* START Information supplied *

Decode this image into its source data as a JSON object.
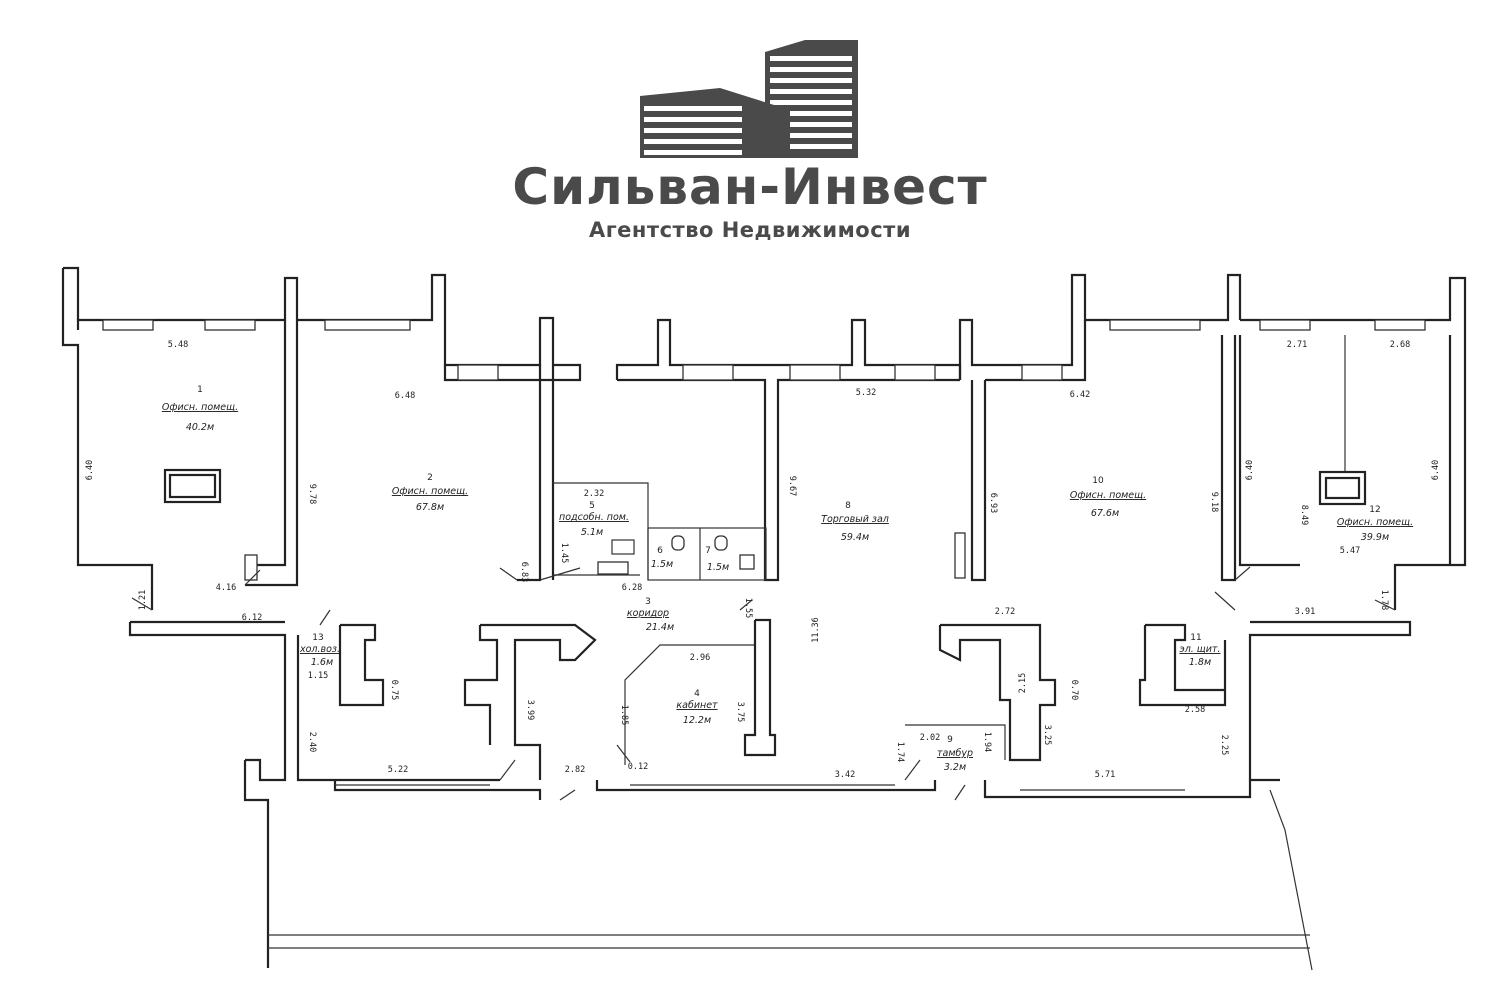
{
  "brand": {
    "name": "Сильван-Инвест",
    "tagline": "Агентство Недвижимости",
    "logo_icon": "building-logo-icon"
  },
  "rooms": [
    {
      "id": "r1",
      "number": "1",
      "name": "Офисн. помещ.",
      "area": "40.2м"
    },
    {
      "id": "r2",
      "number": "2",
      "name": "Офисн. помещ.",
      "area": "67.8м"
    },
    {
      "id": "r3",
      "number": "3",
      "name": "коридор",
      "area": "21.4м"
    },
    {
      "id": "r4",
      "number": "4",
      "name": "кабинет",
      "area": "12.2м"
    },
    {
      "id": "r5",
      "number": "5",
      "name": "подсобн. пом.",
      "area": "5.1м"
    },
    {
      "id": "r6",
      "number": "6",
      "name": "",
      "area": "1.5м"
    },
    {
      "id": "r7",
      "number": "7",
      "name": "",
      "area": "1.5м"
    },
    {
      "id": "r8",
      "number": "8",
      "name": "Торговый зал",
      "area": "59.4м"
    },
    {
      "id": "r9",
      "number": "9",
      "name": "тамбур",
      "area": "3.2м"
    },
    {
      "id": "r10",
      "number": "10",
      "name": "Офисн. помещ.",
      "area": "67.6м"
    },
    {
      "id": "r11",
      "number": "11",
      "name": "эл. щит.",
      "area": "1.8м"
    },
    {
      "id": "r12",
      "number": "12",
      "name": "Офисн. помещ.",
      "area": "39.9м"
    },
    {
      "id": "r13",
      "number": "13",
      "name": "хол.воз.",
      "area": "1.6м"
    }
  ],
  "dims": {
    "d548": "5.48",
    "d640a": "6.40",
    "d416": "4.16",
    "d121": "1.21",
    "d648": "6.48",
    "d612": "6.12",
    "d978": "9.78",
    "d232": "2.32",
    "d145": "1.45",
    "d683": "6.83",
    "d628": "6.28",
    "d532": "5.32",
    "d967": "9.67",
    "d1136": "11.36",
    "d642": "6.42",
    "d693": "6.93",
    "d918": "9.18",
    "d271": "2.71",
    "d268": "2.68",
    "d640b": "6.40",
    "d640c": "6.40",
    "d849": "8.49",
    "d547": "5.47",
    "d178": "1.78",
    "d391": "3.91",
    "d272": "2.72",
    "d115": "1.15",
    "d075": "0.75",
    "d399": "3.99",
    "d296": "2.96",
    "d185": "1.85",
    "d375": "3.75",
    "d155": "1.55",
    "d522": "5.22",
    "d282": "2.82",
    "d012": "0.12",
    "d342": "3.42",
    "d174": "1.74",
    "d202": "2.02",
    "d194": "1.94",
    "d215": "2.15",
    "d325": "3.25",
    "d070": "0.70",
    "d571": "5.71",
    "d258": "2.58",
    "d225": "2.25",
    "d240": "2.40"
  }
}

* END Information supplied *

Goal
Write the listing above out again exactly, dropping each image.

Answer
Decode this image into its source data as a JSON object.
{
  "brand": {
    "name": "Сильван-Инвест",
    "tagline": "Агентство Недвижимости",
    "logo_icon": "building-logo-icon"
  },
  "rooms": [
    {
      "id": "r1",
      "number": "1",
      "name": "Офисн. помещ.",
      "area": "40.2м"
    },
    {
      "id": "r2",
      "number": "2",
      "name": "Офисн. помещ.",
      "area": "67.8м"
    },
    {
      "id": "r3",
      "number": "3",
      "name": "коридор",
      "area": "21.4м"
    },
    {
      "id": "r4",
      "number": "4",
      "name": "кабинет",
      "area": "12.2м"
    },
    {
      "id": "r5",
      "number": "5",
      "name": "подсобн. пом.",
      "area": "5.1м"
    },
    {
      "id": "r6",
      "number": "6",
      "name": "",
      "area": "1.5м"
    },
    {
      "id": "r7",
      "number": "7",
      "name": "",
      "area": "1.5м"
    },
    {
      "id": "r8",
      "number": "8",
      "name": "Торговый зал",
      "area": "59.4м"
    },
    {
      "id": "r9",
      "number": "9",
      "name": "тамбур",
      "area": "3.2м"
    },
    {
      "id": "r10",
      "number": "10",
      "name": "Офисн. помещ.",
      "area": "67.6м"
    },
    {
      "id": "r11",
      "number": "11",
      "name": "эл. щит.",
      "area": "1.8м"
    },
    {
      "id": "r12",
      "number": "12",
      "name": "Офисн. помещ.",
      "area": "39.9м"
    },
    {
      "id": "r13",
      "number": "13",
      "name": "хол.воз.",
      "area": "1.6м"
    }
  ],
  "dims": {
    "d548": "5.48",
    "d640a": "6.40",
    "d416": "4.16",
    "d121": "1.21",
    "d648": "6.48",
    "d612": "6.12",
    "d978": "9.78",
    "d232": "2.32",
    "d145": "1.45",
    "d683": "6.83",
    "d628": "6.28",
    "d532": "5.32",
    "d967": "9.67",
    "d1136": "11.36",
    "d642": "6.42",
    "d693": "6.93",
    "d918": "9.18",
    "d271": "2.71",
    "d268": "2.68",
    "d640b": "6.40",
    "d640c": "6.40",
    "d849": "8.49",
    "d547": "5.47",
    "d178": "1.78",
    "d391": "3.91",
    "d272": "2.72",
    "d115": "1.15",
    "d075": "0.75",
    "d399": "3.99",
    "d296": "2.96",
    "d185": "1.85",
    "d375": "3.75",
    "d155": "1.55",
    "d522": "5.22",
    "d282": "2.82",
    "d012": "0.12",
    "d342": "3.42",
    "d174": "1.74",
    "d202": "2.02",
    "d194": "1.94",
    "d215": "2.15",
    "d325": "3.25",
    "d070": "0.70",
    "d571": "5.71",
    "d258": "2.58",
    "d225": "2.25",
    "d240": "2.40"
  }
}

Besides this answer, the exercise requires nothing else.